Stored items
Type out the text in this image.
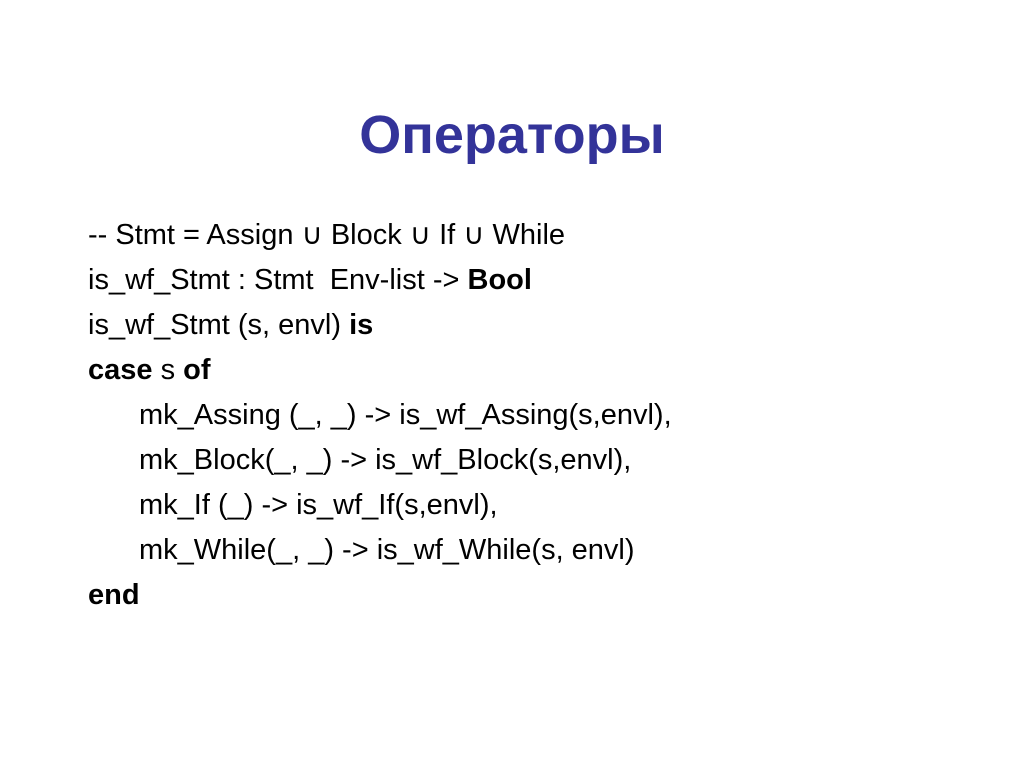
Операторы
-- Stmt = Assign ∪ Block ∪ If ∪ While
is_wf_Stmt : Stmt  Env-list -> Bool
is_wf_Stmt (s, envl) is
case s of
mk_Assing (_, _) -> is_wf_Assing(s,envl),
mk_Block(_, _) -> is_wf_Block(s,envl),
mk_If (_) -> is_wf_If(s,envl),
mk_While(_, _) -> is_wf_While(s, envl)
end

WHAT TO PRODUCE
Of the lines in the material, how many contain the word "envl"? Reply with the number and nothing else.

FINISHED EXERCISE
5